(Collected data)

↓↓↓

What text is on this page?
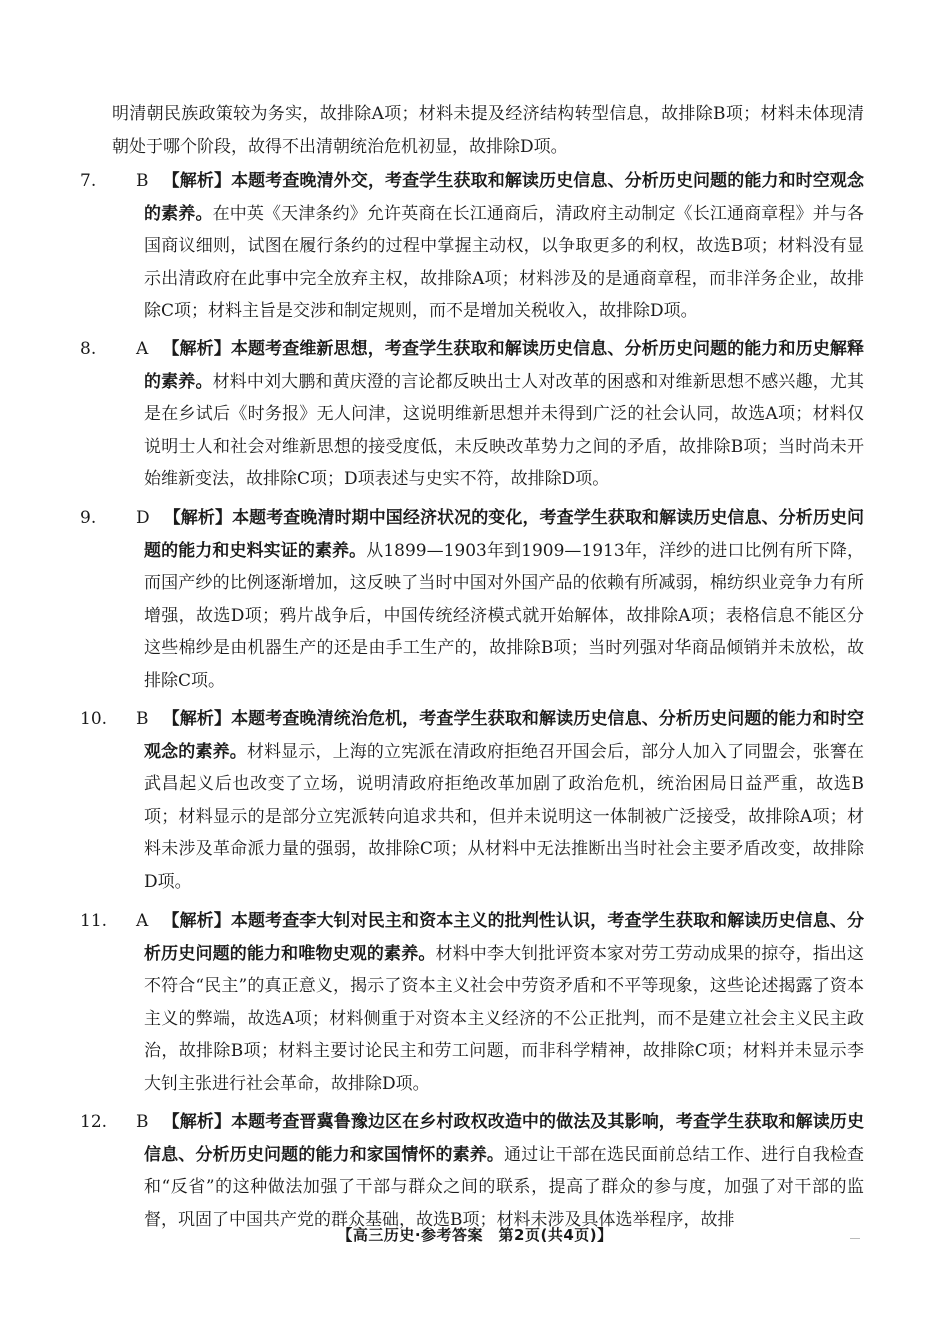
明清朝民族政策较为务实，故排除A项；材料未提及经济结构转型信息，故排除B项；材料未体现清朝处于哪个阶段，故得不出清朝统治危机初显，故排除D项。
7. B 【解析】本题考查晚清外交，考查学生获取和解读历史信息、分析历史问题的能力和时空观念的素养。在中英《天津条约》允许英商在长江通商后，清政府主动制定《长江通商章程》并与各国商议细则，试图在履行条约的过程中掌握主动权，以争取更多的利权，故选B项；材料没有显示出清政府在此事中完全放弃主权，故排除A项；材料涉及的是通商章程，而非洋务企业，故排除C项；材料主旨是交涉和制定规则，而不是增加关税收入，故排除D项。
8. A 【解析】本题考查维新思想，考查学生获取和解读历史信息、分析历史问题的能力和历史解释的素养。材料中刘大鹏和黄庆澄的言论都反映出士人对改革的困惑和对维新思想不感兴趣，尤其是在乡试后《时务报》无人问津，这说明维新思想并未得到广泛的社会认同，故选A项；材料仅说明士人和社会对维新思想的接受度低，未反映改革势力之间的矛盾，故排除B项；当时尚未开始维新变法，故排除C项；D项表述与史实不符，故排除D项。
9. D 【解析】本题考查晚清时期中国经济状况的变化，考查学生获取和解读历史信息、分析历史问题的能力和史料实证的素养。从1899—1903年到1909—1913年，洋纱的进口比例有所下降，而国产纱的比例逐渐增加，这反映了当时中国对外国产品的依赖有所减弱，棉纺织业竞争力有所增强，故选D项；鸦片战争后，中国传统经济模式就开始解体，故排除A项；表格信息不能区分这些棉纱是由机器生产的还是由手工生产的，故排除B项；当时列强对华商品倾销并未放松，故排除C项。
10. B 【解析】本题考查晚清统治危机，考查学生获取和解读历史信息、分析历史问题的能力和时空观念的素养。材料显示，上海的立宪派在清政府拒绝召开国会后，部分人加入了同盟会，张謇在武昌起义后也改变了立场，说明清政府拒绝改革加剧了政治危机，统治困局日益严重，故选B项；材料显示的是部分立宪派转向追求共和，但并未说明这一体制被广泛接受，故排除A项；材料未涉及革命派力量的强弱，故排除C项；从材料中无法推断出当时社会主要矛盾改变，故排除D项。
11. A 【解析】本题考查李大钊对民主和资本主义的批判性认识，考查学生获取和解读历史信息、分析历史问题的能力和唯物史观的素养。材料中李大钊批评资本家对劳工劳动成果的掠夺，指出这不符合“民主”的真正意义，揭示了资本主义社会中劳资矛盾和不平等现象，这些论述揭露了资本主义的弊端，故选A项；材料侧重于对资本主义经济的不公正批判，而不是建立社会主义民主政治，故排除B项；材料主要讨论民主和劳工问题，而非科学精神，故排除C项；材料并未显示李大钊主张进行社会革命，故排除D项。
12. B 【解析】本题考查晋冀鲁豫边区在乡村政权改造中的做法及其影响，考查学生获取和解读历史信息、分析历史问题的能力和家国情怀的素养。通过让干部在选民面前总结工作、进行自我检查和“反省”的这种做法加强了干部与群众之间的联系，提高了群众的参与度，加强了对干部的监督，巩固了中国共产党的群众基础，故选B项；材料未涉及具体选举程序，故排
【高三历史·参考答案　第2页(共4页)】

↑↑↑

**GIVEN PROBLEM**
Pictures in the records above should not be copied. Repeat everything else exactly.

**WRITTEN REPLY**
What text is on this page?
明清朝民族政策较为务实，故排除A项；材料未提及经济结构转型信息，故排除B项；材料未体现清朝处于哪个阶段，故得不出清朝统治危机初显，故排除D项。
7. B 【解析】本题考查晚清外交，考查学生获取和解读历史信息、分析历史问题的能力和时空观念的素养。在中英《天津条约》允许英商在长江通商后，清政府主动制定《长江通商章程》并与各国商议细则，试图在履行条约的过程中掌握主动权，以争取更多的利权，故选B项；材料没有显示出清政府在此事中完全放弃主权，故排除A项；材料涉及的是通商章程，而非洋务企业，故排除C项；材料主旨是交涉和制定规则，而不是增加关税收入，故排除D项。
8. A 【解析】本题考查维新思想，考查学生获取和解读历史信息、分析历史问题的能力和历史解释的素养。材料中刘大鹏和黄庆澄的言论都反映出士人对改革的困惑和对维新思想不感兴趣，尤其是在乡试后《时务报》无人问津，这说明维新思想并未得到广泛的社会认同，故选A项；材料仅说明士人和社会对维新思想的接受度低，未反映改革势力之间的矛盾，故排除B项；当时尚未开始维新变法，故排除C项；D项表述与史实不符，故排除D项。
9. D 【解析】本题考查晚清时期中国经济状况的变化，考查学生获取和解读历史信息、分析历史问题的能力和史料实证的素养。从1899—1903年到1909—1913年，洋纱的进口比例有所下降，而国产纱的比例逐渐增加，这反映了当时中国对外国产品的依赖有所减弱，棉纺织业竞争力有所增强，故选D项；鸦片战争后，中国传统经济模式就开始解体，故排除A项；表格信息不能区分这些棉纱是由机器生产的还是由手工生产的，故排除B项；当时列强对华商品倾销并未放松，故排除C项。
10. B 【解析】本题考查晚清统治危机，考查学生获取和解读历史信息、分析历史问题的能力和时空观念的素养。材料显示，上海的立宪派在清政府拒绝召开国会后，部分人加入了同盟会，张謇在武昌起义后也改变了立场，说明清政府拒绝改革加剧了政治危机，统治困局日益严重，故选B项；材料显示的是部分立宪派转向追求共和，但并未说明这一体制被广泛接受，故排除A项；材料未涉及革命派力量的强弱，故排除C项；从材料中无法推断出当时社会主要矛盾改变，故排除D项。
11. A 【解析】本题考查李大钊对民主和资本主义的批判性认识，考查学生获取和解读历史信息、分析历史问题的能力和唯物史观的素养。材料中李大钊批评资本家对劳工劳动成果的掠夺，指出这不符合“民主”的真正意义，揭示了资本主义社会中劳资矛盾和不平等现象，这些论述揭露了资本主义的弊端，故选A项；材料侧重于对资本主义经济的不公正批判，而不是建立社会主义民主政治，故排除B项；材料主要讨论民主和劳工问题，而非科学精神，故排除C项；材料并未显示李大钊主张进行社会革命，故排除D项。
12. B 【解析】本题考查晋冀鲁豫边区在乡村政权改造中的做法及其影响，考查学生获取和解读历史信息、分析历史问题的能力和家国情怀的素养。通过让干部在选民面前总结工作、进行自我检查和“反省”的这种做法加强了干部与群众之间的联系，提高了群众的参与度，加强了对干部的监督，巩固了中国共产党的群众基础，故选B项；材料未涉及具体选举程序，故排
【高三历史·参考答案　第2页(共4页)】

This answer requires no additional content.